"""

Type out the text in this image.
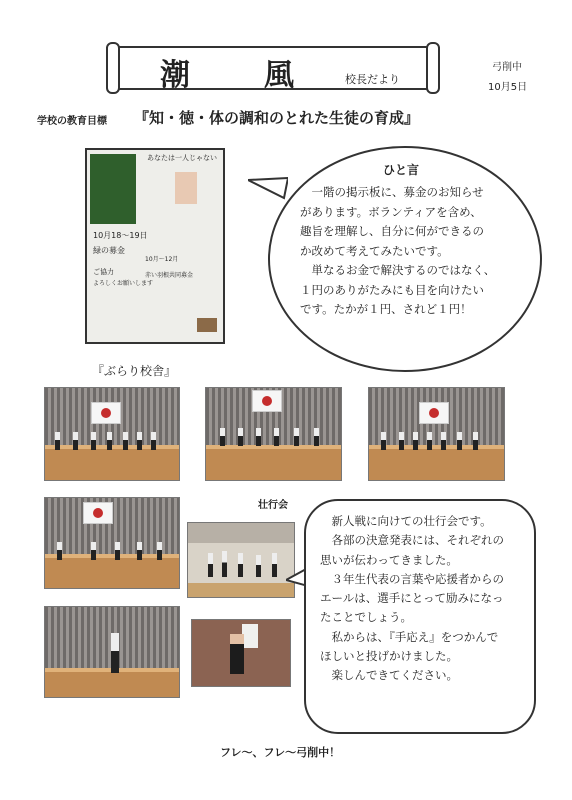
潮　風	校長だより
弓削中
10月5日
学校の教育目標 『知・徳・体の調和のとれた生徒の育成』
あなたは一人じゃない
10月18～19日
緑の募金
ご協力
よろしくお願いします
10月～12月
赤い羽根共同募金
ひと言
一階の掲示板に、募金のお知らせ
があります。ボランティアを含め、
趣旨を理解し、自分に何ができるの
か改めて考えてみたいです。
単なるお金で解決するのではなく、
１円のありがたみにも目を向けたい
です。たかが１円、されど１円！
『ぶらり校舎』
壮行会
新人戦に向けての壮行会です。
各部の決意発表には、それぞれの
思いが伝わってきました。
３年生代表の言葉や応援者からの
エールは、選手にとって励みになっ
たことでしょう。
私からは、『手応え』をつかんで
ほしいと投げかけました。
楽しんできてください。
フレ～、フレ～弓削中！
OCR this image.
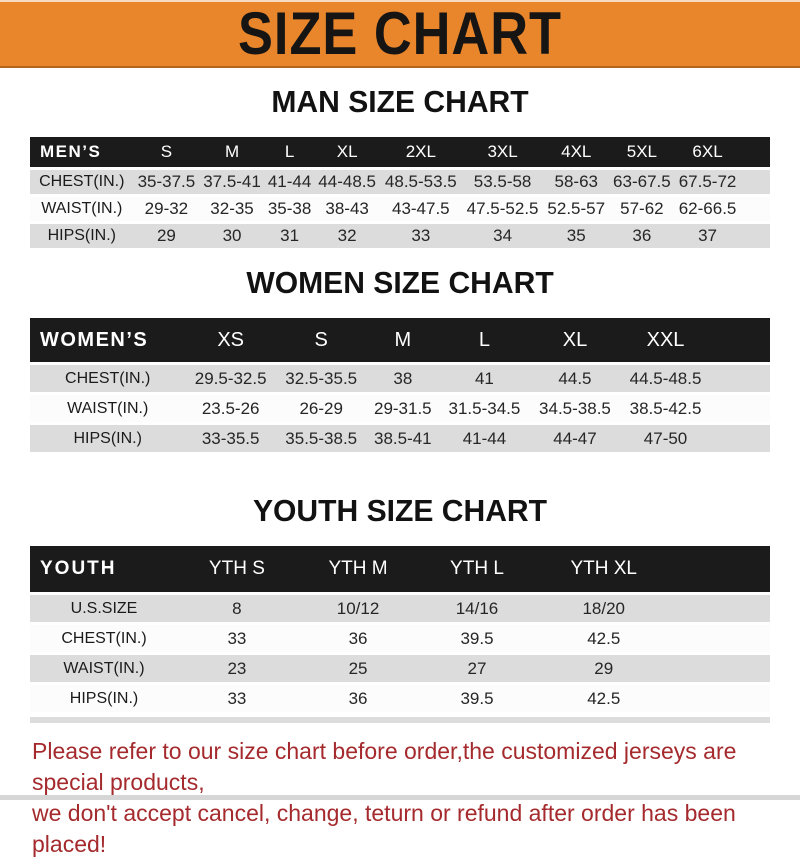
SIZE CHART
MAN SIZE CHART
MEN’S	S	M	L	XL	2XL	3XL	4XL	5XL	6XL	
CHEST(IN.)	35-37.5	37.5-41	41-44	44-48.5	48.5-53.5	53.5-58	58-63	63-67.5	67.5-72	
WAIST(IN.)	29-32	32-35	35-38	38-43	43-47.5	47.5-52.5	52.5-57	57-62	62-66.5	
HIPS(IN.)	29	30	31	32	33	34	35	36	37	
WOMEN SIZE CHART
WOMEN’S	XS	S	M	L	XL	XXL	
CHEST(IN.)	29.5-32.5	32.5-35.5	38	41	44.5	44.5-48.5	
WAIST(IN.)	23.5-26	26-29	29-31.5	31.5-34.5	34.5-38.5	38.5-42.5	
HIPS(IN.)	33-35.5	35.5-38.5	38.5-41	41-44	44-47	47-50	
YOUTH SIZE CHART
YOUTH	YTH S	YTH M	YTH L	YTH XL	
U.S.SIZE	8	10/12	14/16	18/20	
CHEST(IN.)	33	36	39.5	42.5	
WAIST(IN.)	23	25	27	29	
HIPS(IN.)	33	36	39.5	42.5	

Please refer to our size chart before order,the customized jerseys are special products,

we don't accept cancel, change, teturn or refund after order has been placed!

"""

Find every line with "this" in the listing and state how many there are, nothing else.

2